[Figure data in JSON]
####################
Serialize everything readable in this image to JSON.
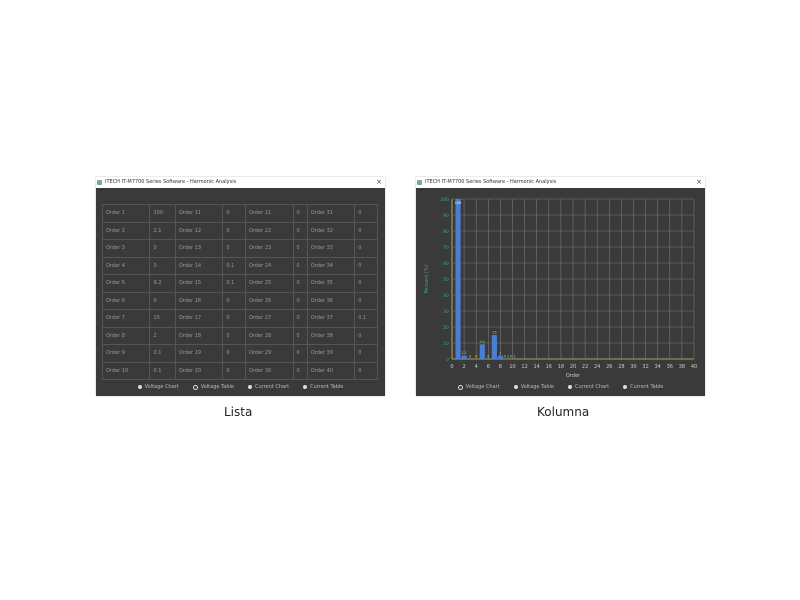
{
  "window_title": "ITECH IT-M7700 Series Software - Harmonic Analysis",
  "close_icon": "close-icon",
  "table": {
    "rows": [
      [
        {
          "o": "Order 1",
          "v": "100"
        },
        {
          "o": "Order 11",
          "v": "0"
        },
        {
          "o": "Order 21",
          "v": "0"
        },
        {
          "o": "Order 31",
          "v": "0"
        }
      ],
      [
        {
          "o": "Order 2",
          "v": "2.1"
        },
        {
          "o": "Order 12",
          "v": "0"
        },
        {
          "o": "Order 22",
          "v": "0"
        },
        {
          "o": "Order 32",
          "v": "0"
        }
      ],
      [
        {
          "o": "Order 3",
          "v": "0"
        },
        {
          "o": "Order 13",
          "v": "0"
        },
        {
          "o": "Order 23",
          "v": "0"
        },
        {
          "o": "Order 33",
          "v": "0"
        }
      ],
      [
        {
          "o": "Order 4",
          "v": "0"
        },
        {
          "o": "Order 14",
          "v": "0.1"
        },
        {
          "o": "Order 24",
          "v": "0"
        },
        {
          "o": "Order 34",
          "v": "0"
        }
      ],
      [
        {
          "o": "Order 5",
          "v": "9.2"
        },
        {
          "o": "Order 15",
          "v": "0.1"
        },
        {
          "o": "Order 25",
          "v": "0"
        },
        {
          "o": "Order 35",
          "v": "0"
        }
      ],
      [
        {
          "o": "Order 6",
          "v": "0"
        },
        {
          "o": "Order 16",
          "v": "0"
        },
        {
          "o": "Order 26",
          "v": "0"
        },
        {
          "o": "Order 36",
          "v": "0"
        }
      ],
      [
        {
          "o": "Order 7",
          "v": "15"
        },
        {
          "o": "Order 17",
          "v": "0"
        },
        {
          "o": "Order 27",
          "v": "0"
        },
        {
          "o": "Order 37",
          "v": "0.1"
        }
      ],
      [
        {
          "o": "Order 8",
          "v": "2"
        },
        {
          "o": "Order 18",
          "v": "0"
        },
        {
          "o": "Order 28",
          "v": "0"
        },
        {
          "o": "Order 38",
          "v": "0"
        }
      ],
      [
        {
          "o": "Order 9",
          "v": "0.1"
        },
        {
          "o": "Order 19",
          "v": "0"
        },
        {
          "o": "Order 29",
          "v": "0"
        },
        {
          "o": "Order 39",
          "v": "0"
        }
      ],
      [
        {
          "o": "Order 10",
          "v": "0.1"
        },
        {
          "o": "Order 20",
          "v": "0"
        },
        {
          "o": "Order 30",
          "v": "0"
        },
        {
          "o": "Order 40",
          "v": "0"
        }
      ]
    ]
  },
  "radios": [
    "Voltage Chart",
    "Voltage Table",
    "Current Chart",
    "Current Table"
  ],
  "left_selected": 1,
  "right_selected": 0,
  "captions": {
    "left": "Lista",
    "right": "Kolumna"
  },
  "chart_data": {
    "type": "bar",
    "xlabel": "Order",
    "ylabel": "Percent (%)",
    "ylim": [
      0,
      100
    ],
    "yticks": [
      0,
      10,
      20,
      30,
      40,
      50,
      60,
      70,
      80,
      90,
      100
    ],
    "xlim": [
      0,
      40
    ],
    "xticks": [
      0,
      2,
      4,
      6,
      8,
      10,
      12,
      14,
      16,
      18,
      20,
      22,
      24,
      26,
      28,
      30,
      32,
      34,
      36,
      38,
      40
    ],
    "x": [
      1,
      2,
      3,
      4,
      5,
      6,
      7,
      8,
      9,
      10
    ],
    "values": [
      100,
      2.1,
      0,
      0,
      9.2,
      0,
      15,
      2,
      0.1,
      0.1
    ],
    "grid": true,
    "bar_color": "#4a7fd0",
    "axis_color": "#c8b84a"
  }
}
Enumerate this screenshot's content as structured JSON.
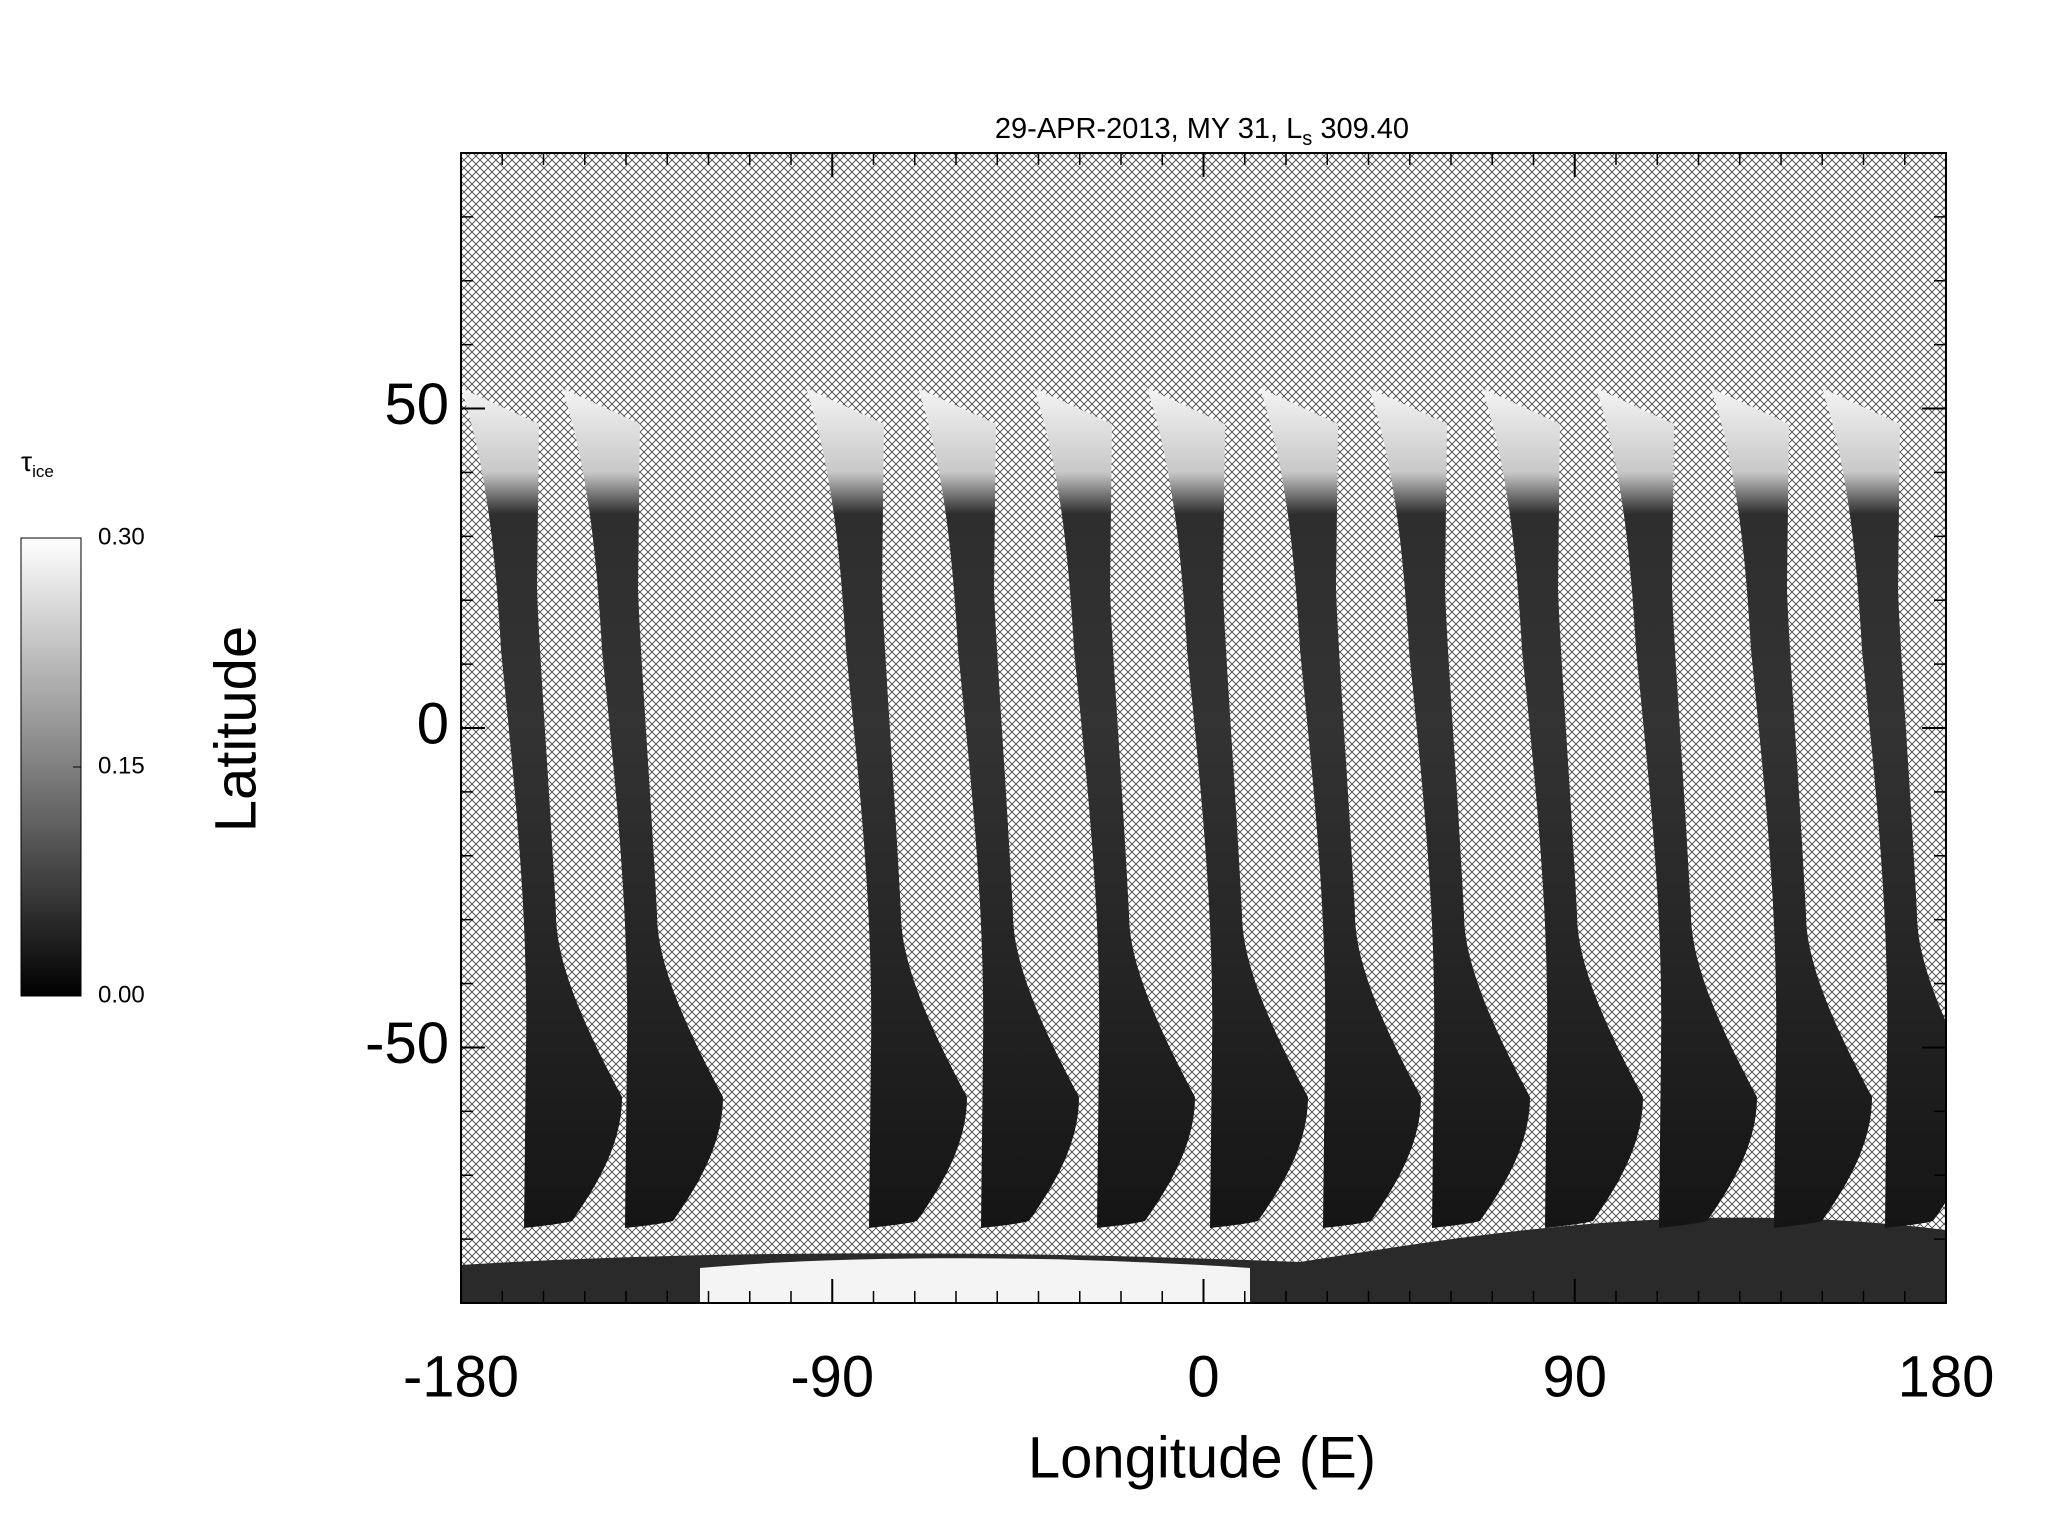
####################
§ **What you are asked to do**:
Look for the word "this" in every line of the listing and copy the lines that have it.

§ **Completed task**:
Serialize everything readable in this image to JSON.
Enumerate this screenshot's content as structured JSON.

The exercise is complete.